■ Your instructions ■
Say how many lines in the data below contain the word "this", and give no other text.

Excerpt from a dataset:
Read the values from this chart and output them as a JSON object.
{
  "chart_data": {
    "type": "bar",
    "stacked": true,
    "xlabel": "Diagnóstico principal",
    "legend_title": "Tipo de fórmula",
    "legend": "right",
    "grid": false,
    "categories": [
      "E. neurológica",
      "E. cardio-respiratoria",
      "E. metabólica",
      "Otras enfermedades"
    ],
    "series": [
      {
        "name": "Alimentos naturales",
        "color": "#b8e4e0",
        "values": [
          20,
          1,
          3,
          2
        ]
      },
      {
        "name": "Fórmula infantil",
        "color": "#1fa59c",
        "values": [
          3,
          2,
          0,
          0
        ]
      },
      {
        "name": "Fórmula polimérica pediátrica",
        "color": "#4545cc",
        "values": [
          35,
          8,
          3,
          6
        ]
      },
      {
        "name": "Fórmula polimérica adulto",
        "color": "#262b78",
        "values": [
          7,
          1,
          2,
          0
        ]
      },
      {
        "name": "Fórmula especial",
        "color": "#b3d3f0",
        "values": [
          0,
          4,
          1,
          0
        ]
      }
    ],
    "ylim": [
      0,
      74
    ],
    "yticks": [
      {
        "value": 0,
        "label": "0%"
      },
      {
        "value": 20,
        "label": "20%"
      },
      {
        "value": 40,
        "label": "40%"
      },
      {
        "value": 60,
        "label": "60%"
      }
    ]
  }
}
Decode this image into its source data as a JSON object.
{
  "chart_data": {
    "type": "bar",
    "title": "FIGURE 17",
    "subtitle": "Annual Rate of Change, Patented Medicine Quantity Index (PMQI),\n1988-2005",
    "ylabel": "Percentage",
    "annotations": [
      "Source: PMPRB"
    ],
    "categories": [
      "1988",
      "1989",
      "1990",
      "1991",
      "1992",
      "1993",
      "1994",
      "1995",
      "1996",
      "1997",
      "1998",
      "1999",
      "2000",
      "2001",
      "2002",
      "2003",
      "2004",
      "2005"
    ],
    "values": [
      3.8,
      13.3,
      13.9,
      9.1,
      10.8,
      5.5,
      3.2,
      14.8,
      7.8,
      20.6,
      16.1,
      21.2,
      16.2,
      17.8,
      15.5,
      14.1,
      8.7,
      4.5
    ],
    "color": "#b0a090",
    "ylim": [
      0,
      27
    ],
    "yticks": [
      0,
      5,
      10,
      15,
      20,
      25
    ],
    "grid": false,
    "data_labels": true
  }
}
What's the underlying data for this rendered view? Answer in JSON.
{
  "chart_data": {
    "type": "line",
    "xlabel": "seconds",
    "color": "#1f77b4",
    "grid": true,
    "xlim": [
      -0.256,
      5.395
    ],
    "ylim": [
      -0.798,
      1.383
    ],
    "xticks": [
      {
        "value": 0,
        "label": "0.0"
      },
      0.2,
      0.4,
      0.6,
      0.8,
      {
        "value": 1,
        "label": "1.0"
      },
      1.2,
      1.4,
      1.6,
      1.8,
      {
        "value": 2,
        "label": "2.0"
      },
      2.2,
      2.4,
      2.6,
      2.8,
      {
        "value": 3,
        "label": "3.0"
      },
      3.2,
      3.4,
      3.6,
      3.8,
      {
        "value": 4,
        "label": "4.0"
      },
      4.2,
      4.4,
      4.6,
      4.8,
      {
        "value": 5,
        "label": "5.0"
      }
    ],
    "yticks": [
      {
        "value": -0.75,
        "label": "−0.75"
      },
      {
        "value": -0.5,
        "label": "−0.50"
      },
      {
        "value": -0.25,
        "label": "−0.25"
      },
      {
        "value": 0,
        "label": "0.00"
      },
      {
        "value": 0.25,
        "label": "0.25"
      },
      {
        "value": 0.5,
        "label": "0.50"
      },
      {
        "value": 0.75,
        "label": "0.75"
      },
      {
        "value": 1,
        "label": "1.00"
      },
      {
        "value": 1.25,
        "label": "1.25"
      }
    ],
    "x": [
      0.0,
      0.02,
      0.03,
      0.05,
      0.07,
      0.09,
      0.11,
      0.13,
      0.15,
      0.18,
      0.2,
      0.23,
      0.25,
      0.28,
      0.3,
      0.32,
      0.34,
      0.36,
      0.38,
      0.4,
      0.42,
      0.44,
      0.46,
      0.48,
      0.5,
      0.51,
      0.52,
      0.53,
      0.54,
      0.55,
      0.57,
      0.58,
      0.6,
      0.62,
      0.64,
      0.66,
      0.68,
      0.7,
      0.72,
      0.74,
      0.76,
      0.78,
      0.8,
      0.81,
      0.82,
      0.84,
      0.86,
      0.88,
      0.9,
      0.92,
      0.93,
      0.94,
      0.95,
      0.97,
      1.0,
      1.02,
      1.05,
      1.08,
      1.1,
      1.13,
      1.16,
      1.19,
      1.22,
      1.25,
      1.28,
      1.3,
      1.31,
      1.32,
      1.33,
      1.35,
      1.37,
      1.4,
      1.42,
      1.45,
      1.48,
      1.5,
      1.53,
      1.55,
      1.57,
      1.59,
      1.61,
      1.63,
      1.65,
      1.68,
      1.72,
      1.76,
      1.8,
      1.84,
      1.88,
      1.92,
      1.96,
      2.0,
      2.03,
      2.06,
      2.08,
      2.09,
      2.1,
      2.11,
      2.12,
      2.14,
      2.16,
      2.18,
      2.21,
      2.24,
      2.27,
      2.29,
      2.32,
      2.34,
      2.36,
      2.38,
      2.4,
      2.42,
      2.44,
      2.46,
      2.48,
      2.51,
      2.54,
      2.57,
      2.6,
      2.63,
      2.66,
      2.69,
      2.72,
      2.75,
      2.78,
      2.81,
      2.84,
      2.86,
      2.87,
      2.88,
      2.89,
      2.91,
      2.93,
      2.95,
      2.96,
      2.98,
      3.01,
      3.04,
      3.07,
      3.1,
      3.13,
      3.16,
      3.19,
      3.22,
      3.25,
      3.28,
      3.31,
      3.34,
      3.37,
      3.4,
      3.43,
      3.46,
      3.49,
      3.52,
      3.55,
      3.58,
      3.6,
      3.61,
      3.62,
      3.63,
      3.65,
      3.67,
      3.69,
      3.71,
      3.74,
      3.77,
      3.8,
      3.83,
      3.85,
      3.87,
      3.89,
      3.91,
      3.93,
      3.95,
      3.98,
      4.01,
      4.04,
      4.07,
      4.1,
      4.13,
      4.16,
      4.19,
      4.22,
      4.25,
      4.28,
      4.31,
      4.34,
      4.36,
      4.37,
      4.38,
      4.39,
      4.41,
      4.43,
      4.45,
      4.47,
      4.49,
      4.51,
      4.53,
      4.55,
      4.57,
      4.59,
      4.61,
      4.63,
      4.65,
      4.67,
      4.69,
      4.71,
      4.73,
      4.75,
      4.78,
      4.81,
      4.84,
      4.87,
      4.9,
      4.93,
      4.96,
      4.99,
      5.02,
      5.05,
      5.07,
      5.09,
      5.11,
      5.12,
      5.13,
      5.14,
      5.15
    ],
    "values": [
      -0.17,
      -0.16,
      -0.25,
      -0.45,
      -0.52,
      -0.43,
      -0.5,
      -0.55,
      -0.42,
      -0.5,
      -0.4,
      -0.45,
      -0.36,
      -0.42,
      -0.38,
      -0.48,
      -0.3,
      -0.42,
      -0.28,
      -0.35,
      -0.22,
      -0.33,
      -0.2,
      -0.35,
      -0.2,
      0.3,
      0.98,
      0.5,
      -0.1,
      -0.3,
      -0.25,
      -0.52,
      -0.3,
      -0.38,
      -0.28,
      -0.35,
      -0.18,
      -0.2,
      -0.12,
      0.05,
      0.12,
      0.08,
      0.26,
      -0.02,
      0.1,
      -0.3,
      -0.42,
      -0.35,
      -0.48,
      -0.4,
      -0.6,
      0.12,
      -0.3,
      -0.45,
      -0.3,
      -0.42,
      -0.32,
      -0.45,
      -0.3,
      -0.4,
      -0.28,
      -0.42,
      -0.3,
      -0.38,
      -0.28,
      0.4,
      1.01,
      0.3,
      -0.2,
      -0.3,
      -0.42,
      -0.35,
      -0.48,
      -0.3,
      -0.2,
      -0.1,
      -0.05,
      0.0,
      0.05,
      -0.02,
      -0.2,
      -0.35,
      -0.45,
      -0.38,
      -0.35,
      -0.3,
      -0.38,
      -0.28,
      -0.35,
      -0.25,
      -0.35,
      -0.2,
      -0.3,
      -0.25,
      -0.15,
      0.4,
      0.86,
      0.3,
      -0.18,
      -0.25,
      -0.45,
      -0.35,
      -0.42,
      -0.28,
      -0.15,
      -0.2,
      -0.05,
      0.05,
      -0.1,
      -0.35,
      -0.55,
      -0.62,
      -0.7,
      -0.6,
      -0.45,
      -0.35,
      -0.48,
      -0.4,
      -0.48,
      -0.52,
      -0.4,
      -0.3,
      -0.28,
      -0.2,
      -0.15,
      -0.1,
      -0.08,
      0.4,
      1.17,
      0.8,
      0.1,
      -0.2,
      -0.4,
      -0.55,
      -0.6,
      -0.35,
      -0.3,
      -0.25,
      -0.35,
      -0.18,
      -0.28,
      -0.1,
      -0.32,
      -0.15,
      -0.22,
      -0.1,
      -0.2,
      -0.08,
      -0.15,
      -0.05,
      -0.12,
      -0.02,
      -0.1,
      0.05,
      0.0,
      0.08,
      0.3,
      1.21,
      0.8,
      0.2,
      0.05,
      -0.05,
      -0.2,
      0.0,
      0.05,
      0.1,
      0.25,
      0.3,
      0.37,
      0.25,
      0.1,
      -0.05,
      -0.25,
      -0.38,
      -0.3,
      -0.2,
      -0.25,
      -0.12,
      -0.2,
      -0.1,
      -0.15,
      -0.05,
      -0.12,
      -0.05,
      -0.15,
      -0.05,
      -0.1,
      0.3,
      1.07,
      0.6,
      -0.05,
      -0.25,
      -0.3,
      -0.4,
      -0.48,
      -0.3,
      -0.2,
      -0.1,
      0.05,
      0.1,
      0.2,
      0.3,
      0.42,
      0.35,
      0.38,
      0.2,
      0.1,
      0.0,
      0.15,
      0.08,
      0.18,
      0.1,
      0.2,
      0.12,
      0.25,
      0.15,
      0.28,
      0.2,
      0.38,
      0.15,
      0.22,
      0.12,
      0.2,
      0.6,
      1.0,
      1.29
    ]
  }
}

■ The answer ■
3